**Material:**

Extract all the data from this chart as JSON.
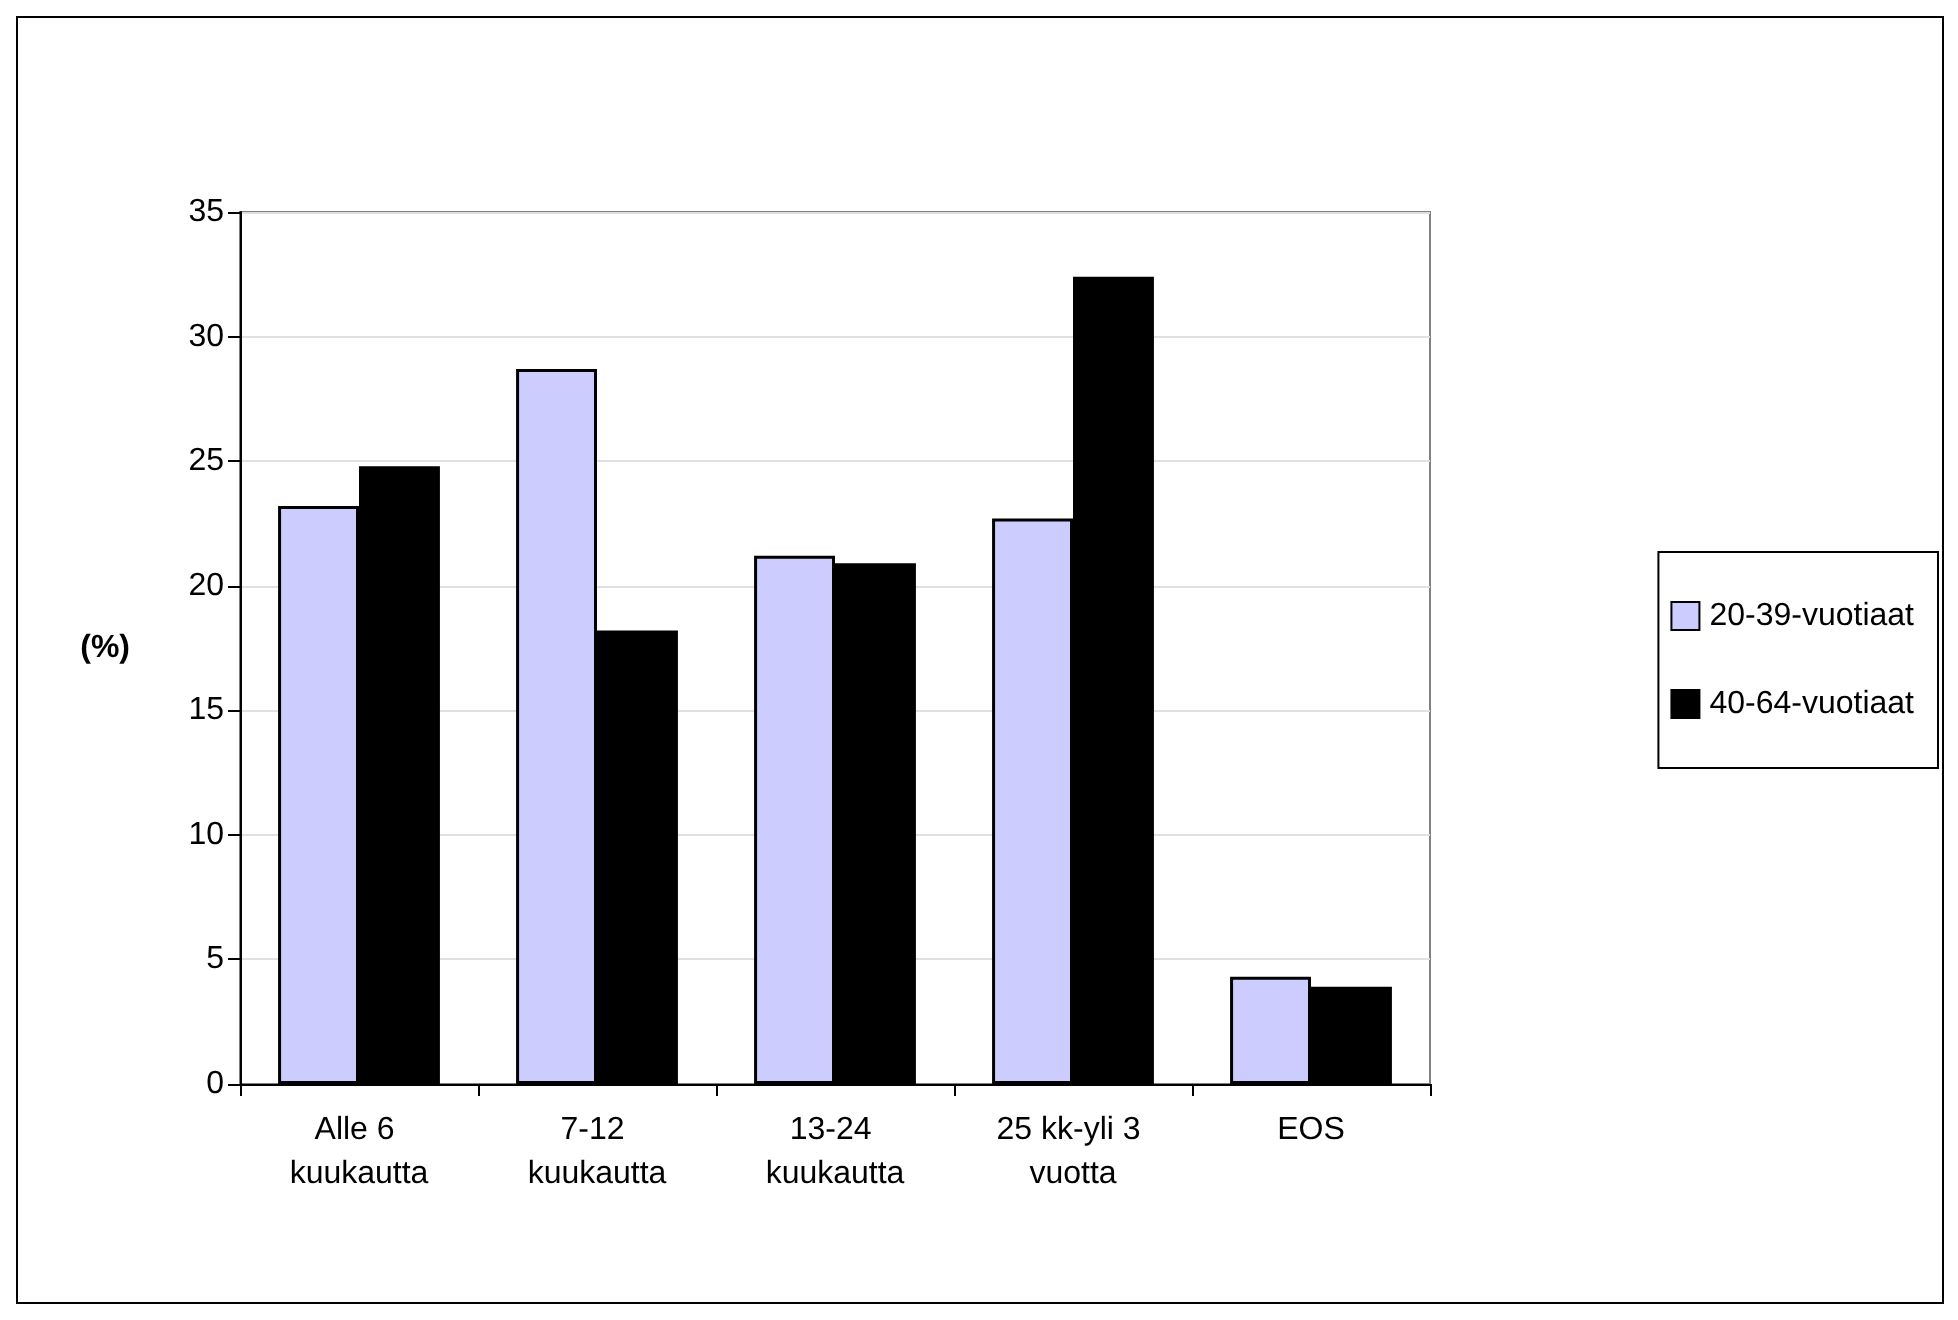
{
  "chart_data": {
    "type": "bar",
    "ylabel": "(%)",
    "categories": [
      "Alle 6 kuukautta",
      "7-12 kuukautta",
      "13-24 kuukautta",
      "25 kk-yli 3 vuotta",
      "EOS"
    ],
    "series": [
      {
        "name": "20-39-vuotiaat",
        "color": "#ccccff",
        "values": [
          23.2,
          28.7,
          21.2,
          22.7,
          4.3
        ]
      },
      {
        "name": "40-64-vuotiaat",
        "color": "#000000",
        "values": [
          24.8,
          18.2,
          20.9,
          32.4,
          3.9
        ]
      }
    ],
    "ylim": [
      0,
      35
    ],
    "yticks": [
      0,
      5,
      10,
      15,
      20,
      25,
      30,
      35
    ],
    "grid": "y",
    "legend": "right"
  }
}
...
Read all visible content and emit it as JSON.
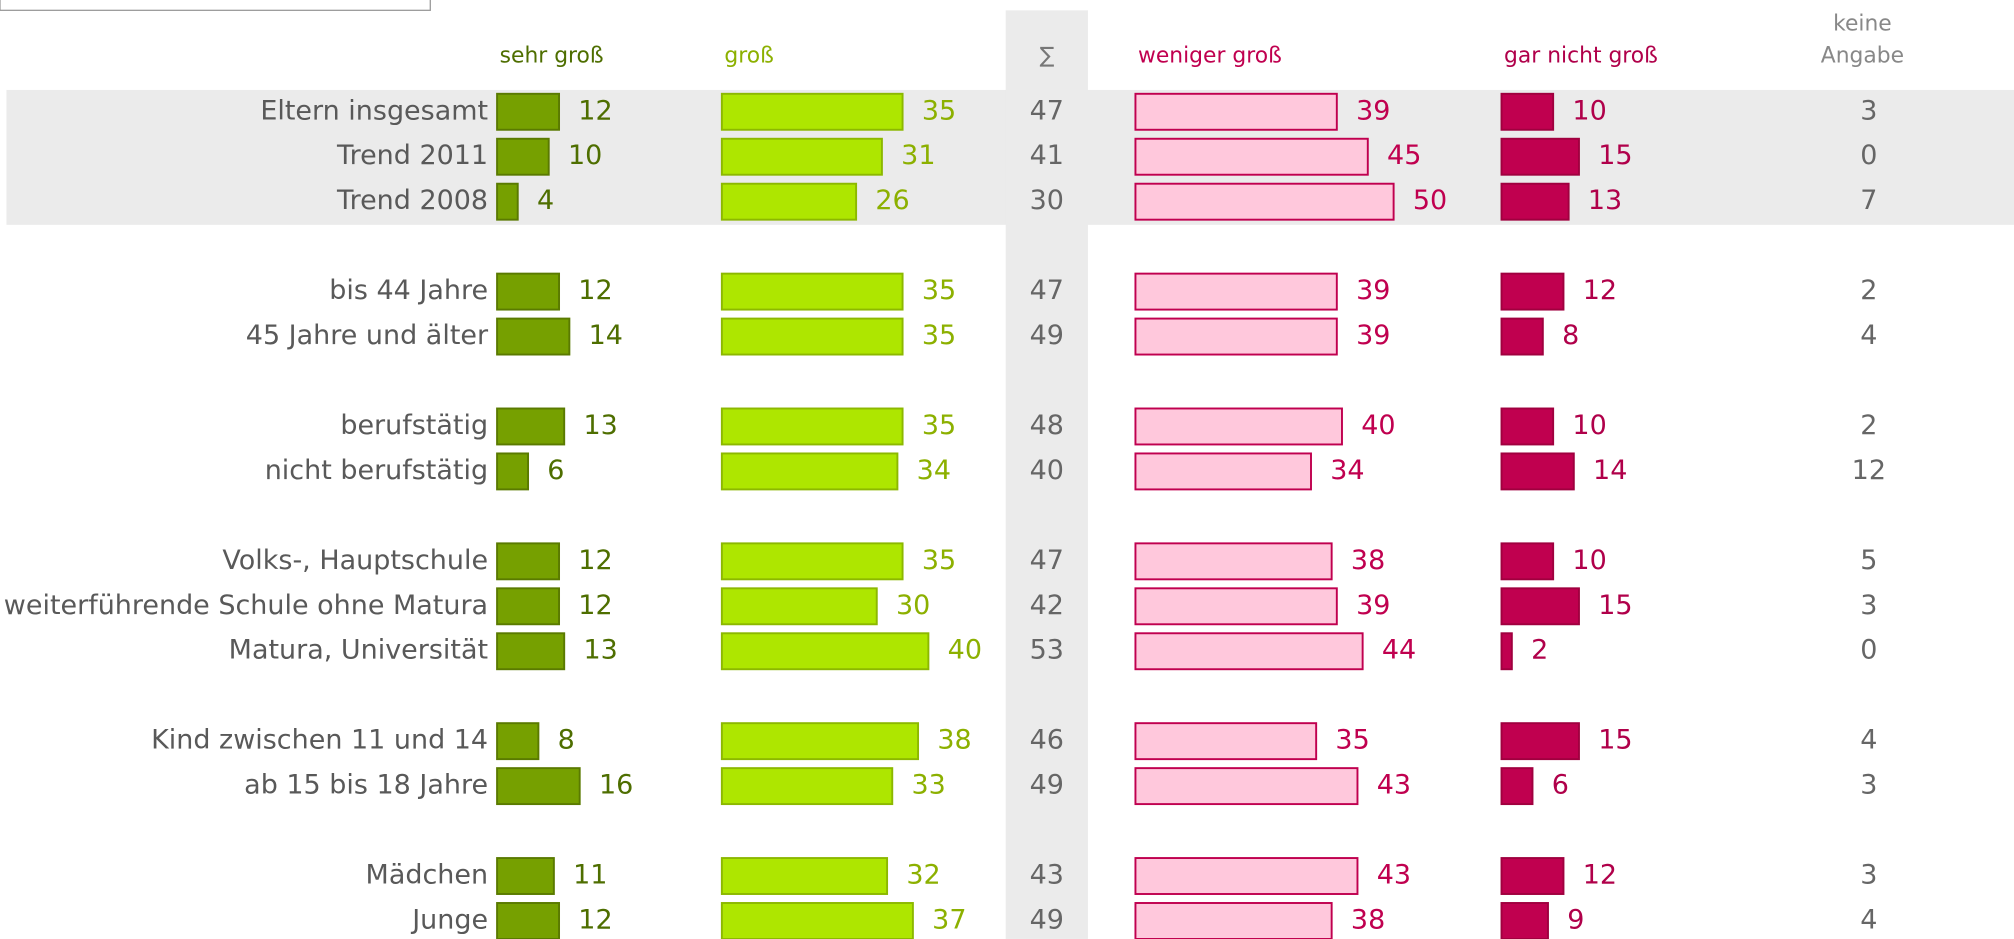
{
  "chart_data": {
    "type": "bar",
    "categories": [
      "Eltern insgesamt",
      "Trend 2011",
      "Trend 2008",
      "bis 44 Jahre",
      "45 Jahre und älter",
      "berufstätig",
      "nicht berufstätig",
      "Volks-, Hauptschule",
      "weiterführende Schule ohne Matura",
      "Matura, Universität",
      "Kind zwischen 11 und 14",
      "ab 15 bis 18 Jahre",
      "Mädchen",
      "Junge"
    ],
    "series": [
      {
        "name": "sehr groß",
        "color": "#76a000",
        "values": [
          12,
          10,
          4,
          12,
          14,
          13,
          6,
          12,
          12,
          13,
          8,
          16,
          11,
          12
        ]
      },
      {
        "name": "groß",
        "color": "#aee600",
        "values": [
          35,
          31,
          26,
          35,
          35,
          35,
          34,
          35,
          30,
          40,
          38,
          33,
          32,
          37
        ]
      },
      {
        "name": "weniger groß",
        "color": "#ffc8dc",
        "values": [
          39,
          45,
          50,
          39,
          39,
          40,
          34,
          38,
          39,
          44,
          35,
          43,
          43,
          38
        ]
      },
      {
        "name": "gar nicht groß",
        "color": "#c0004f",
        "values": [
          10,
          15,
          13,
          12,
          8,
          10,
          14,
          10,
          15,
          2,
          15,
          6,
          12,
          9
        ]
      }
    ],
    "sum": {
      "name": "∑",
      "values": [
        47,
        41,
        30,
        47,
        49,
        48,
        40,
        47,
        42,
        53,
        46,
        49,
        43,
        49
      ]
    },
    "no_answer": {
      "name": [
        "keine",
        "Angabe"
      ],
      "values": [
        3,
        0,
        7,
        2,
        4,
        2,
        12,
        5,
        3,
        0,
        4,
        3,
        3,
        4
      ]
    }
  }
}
--
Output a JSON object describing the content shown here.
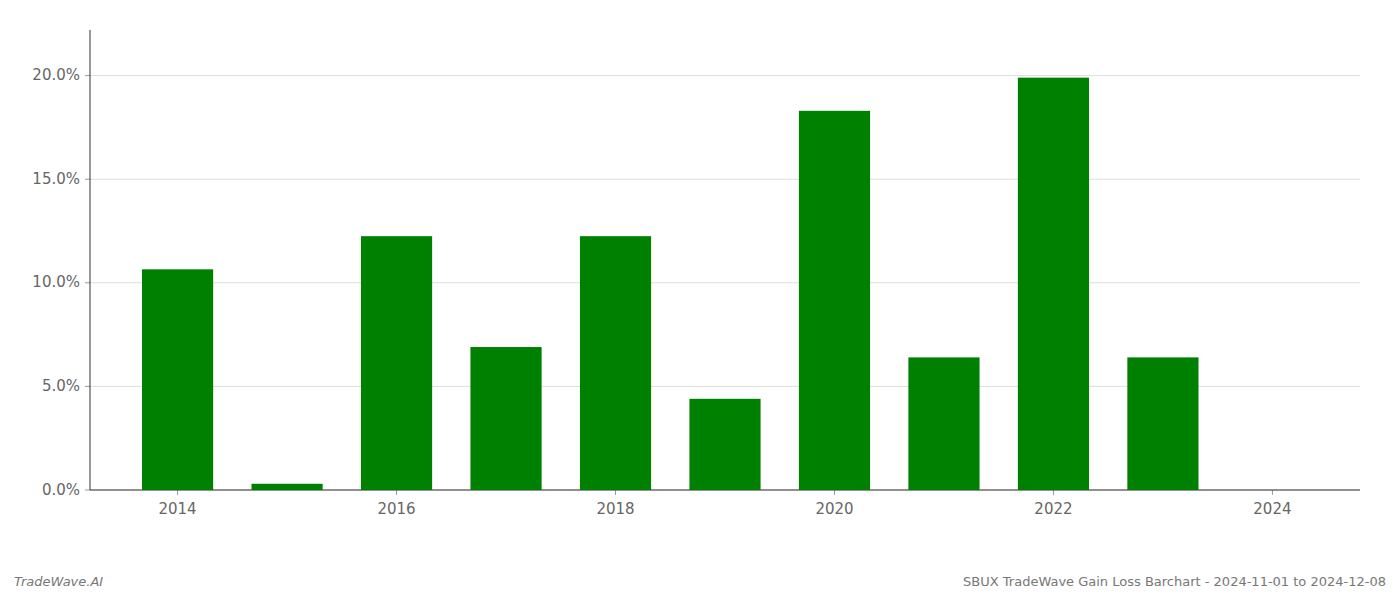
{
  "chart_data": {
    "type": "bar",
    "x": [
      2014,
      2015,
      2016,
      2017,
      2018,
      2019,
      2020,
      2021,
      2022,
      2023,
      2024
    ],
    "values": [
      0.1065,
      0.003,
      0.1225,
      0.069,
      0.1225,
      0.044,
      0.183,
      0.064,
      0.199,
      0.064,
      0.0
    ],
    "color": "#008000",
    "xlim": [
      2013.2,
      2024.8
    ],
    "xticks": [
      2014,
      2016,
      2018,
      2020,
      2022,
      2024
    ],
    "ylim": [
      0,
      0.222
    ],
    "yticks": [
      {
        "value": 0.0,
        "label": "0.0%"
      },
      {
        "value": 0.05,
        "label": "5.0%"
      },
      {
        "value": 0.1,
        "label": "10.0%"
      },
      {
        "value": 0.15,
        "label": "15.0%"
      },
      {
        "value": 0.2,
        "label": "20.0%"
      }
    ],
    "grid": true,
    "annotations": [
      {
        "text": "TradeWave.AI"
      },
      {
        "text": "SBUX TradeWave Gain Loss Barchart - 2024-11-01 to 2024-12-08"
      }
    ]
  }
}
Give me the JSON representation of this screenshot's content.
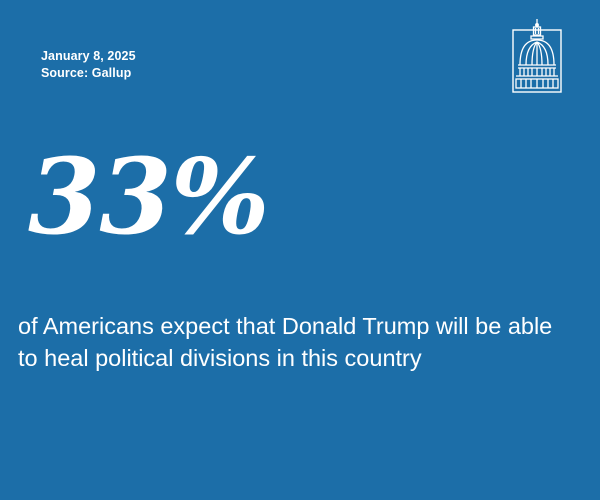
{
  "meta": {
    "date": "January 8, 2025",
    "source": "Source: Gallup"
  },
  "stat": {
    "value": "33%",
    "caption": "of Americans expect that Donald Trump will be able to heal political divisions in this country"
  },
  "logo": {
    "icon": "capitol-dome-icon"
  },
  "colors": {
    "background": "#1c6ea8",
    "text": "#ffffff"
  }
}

**What the task asks:** Check each line of the records above for the word "Matura", then give the number of lines that have it, with no other words.

**The response:** 2